Rows from a dataset:
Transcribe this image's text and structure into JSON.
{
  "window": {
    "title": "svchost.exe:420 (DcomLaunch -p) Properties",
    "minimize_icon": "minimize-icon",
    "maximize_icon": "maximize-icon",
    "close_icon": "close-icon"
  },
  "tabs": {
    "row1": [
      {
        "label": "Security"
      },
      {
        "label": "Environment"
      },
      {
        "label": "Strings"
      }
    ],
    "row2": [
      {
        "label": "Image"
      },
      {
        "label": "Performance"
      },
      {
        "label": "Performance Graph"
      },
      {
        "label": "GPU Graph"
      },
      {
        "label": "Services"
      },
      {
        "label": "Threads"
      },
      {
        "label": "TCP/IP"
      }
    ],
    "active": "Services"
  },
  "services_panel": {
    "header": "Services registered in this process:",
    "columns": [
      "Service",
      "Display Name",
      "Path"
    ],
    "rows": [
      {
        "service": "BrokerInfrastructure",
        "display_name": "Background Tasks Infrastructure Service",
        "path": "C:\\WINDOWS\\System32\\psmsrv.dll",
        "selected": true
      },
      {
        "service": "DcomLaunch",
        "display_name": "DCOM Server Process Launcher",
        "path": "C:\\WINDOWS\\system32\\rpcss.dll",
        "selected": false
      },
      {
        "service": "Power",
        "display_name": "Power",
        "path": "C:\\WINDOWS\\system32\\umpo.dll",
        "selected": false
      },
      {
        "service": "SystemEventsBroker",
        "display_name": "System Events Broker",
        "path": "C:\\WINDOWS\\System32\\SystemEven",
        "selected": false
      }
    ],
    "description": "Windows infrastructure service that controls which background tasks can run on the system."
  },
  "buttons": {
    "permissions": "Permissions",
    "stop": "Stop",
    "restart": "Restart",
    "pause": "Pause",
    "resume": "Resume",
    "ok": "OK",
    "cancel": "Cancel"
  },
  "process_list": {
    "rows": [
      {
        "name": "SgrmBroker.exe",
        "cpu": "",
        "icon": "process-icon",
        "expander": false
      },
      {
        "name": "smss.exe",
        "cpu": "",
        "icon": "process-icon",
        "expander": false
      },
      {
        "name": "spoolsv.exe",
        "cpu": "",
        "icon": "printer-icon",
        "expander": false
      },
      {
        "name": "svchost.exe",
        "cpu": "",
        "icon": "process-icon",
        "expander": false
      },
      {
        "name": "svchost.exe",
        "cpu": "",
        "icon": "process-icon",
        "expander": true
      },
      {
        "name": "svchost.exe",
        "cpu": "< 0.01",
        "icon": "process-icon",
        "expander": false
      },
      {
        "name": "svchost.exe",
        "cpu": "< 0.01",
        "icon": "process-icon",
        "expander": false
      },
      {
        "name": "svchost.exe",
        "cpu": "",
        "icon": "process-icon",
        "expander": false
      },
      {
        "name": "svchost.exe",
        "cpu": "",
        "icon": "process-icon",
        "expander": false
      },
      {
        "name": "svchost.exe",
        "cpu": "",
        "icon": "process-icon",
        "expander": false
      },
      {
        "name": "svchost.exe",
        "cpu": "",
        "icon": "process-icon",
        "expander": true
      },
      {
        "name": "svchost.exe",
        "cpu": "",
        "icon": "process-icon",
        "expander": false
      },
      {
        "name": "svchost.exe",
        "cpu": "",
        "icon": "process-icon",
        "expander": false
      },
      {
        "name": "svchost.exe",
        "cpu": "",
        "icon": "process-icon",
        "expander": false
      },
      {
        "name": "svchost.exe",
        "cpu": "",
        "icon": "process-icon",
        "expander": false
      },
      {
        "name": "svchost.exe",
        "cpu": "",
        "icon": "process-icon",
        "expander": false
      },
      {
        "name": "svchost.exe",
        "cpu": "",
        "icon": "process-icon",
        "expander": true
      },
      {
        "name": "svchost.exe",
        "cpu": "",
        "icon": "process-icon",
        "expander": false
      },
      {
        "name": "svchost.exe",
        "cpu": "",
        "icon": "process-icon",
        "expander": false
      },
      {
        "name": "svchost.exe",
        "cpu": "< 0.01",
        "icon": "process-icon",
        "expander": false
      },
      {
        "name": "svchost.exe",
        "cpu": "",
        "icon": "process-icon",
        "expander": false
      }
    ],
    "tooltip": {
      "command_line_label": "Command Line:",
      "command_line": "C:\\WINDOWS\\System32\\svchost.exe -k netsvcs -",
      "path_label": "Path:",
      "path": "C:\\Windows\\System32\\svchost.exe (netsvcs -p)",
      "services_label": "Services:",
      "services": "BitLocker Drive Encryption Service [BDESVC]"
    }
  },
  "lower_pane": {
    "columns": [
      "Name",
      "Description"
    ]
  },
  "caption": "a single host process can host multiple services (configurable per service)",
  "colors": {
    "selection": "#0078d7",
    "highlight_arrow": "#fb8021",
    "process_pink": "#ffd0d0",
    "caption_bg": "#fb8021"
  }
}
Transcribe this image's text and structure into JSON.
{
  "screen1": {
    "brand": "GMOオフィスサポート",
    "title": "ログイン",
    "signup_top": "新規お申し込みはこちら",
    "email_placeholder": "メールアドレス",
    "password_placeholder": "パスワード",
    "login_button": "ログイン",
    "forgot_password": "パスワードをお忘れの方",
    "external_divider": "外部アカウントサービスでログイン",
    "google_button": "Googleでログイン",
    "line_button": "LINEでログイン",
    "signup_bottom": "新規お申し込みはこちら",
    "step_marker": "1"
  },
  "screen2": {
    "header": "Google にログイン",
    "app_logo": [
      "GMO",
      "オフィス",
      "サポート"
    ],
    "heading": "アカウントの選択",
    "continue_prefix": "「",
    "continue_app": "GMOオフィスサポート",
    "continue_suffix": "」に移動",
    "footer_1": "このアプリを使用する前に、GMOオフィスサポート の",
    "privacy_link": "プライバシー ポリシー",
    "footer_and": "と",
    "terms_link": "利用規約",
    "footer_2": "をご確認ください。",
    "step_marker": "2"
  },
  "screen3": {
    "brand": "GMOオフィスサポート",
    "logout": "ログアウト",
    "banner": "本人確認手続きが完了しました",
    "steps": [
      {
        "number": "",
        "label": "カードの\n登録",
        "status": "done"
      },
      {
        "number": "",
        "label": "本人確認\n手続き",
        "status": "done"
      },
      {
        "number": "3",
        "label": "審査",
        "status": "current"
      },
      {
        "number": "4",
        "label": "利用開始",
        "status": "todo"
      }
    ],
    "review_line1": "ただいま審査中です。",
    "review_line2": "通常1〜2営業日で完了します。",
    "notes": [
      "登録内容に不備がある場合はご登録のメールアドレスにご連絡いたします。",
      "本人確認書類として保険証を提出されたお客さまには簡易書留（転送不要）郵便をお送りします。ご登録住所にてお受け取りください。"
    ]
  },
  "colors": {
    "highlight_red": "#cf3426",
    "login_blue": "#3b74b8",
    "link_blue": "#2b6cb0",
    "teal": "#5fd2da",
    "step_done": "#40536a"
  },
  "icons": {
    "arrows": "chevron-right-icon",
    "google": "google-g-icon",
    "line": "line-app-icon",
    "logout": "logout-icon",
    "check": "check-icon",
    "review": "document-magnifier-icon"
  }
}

• _DIRECTION_:
Copy out every line of the listing that includes the string "title".

• _TASK OUTPUT_:
    "title": "svchost.exe:420 (DcomLaunch -p) Properties",
    "title": "ログイン",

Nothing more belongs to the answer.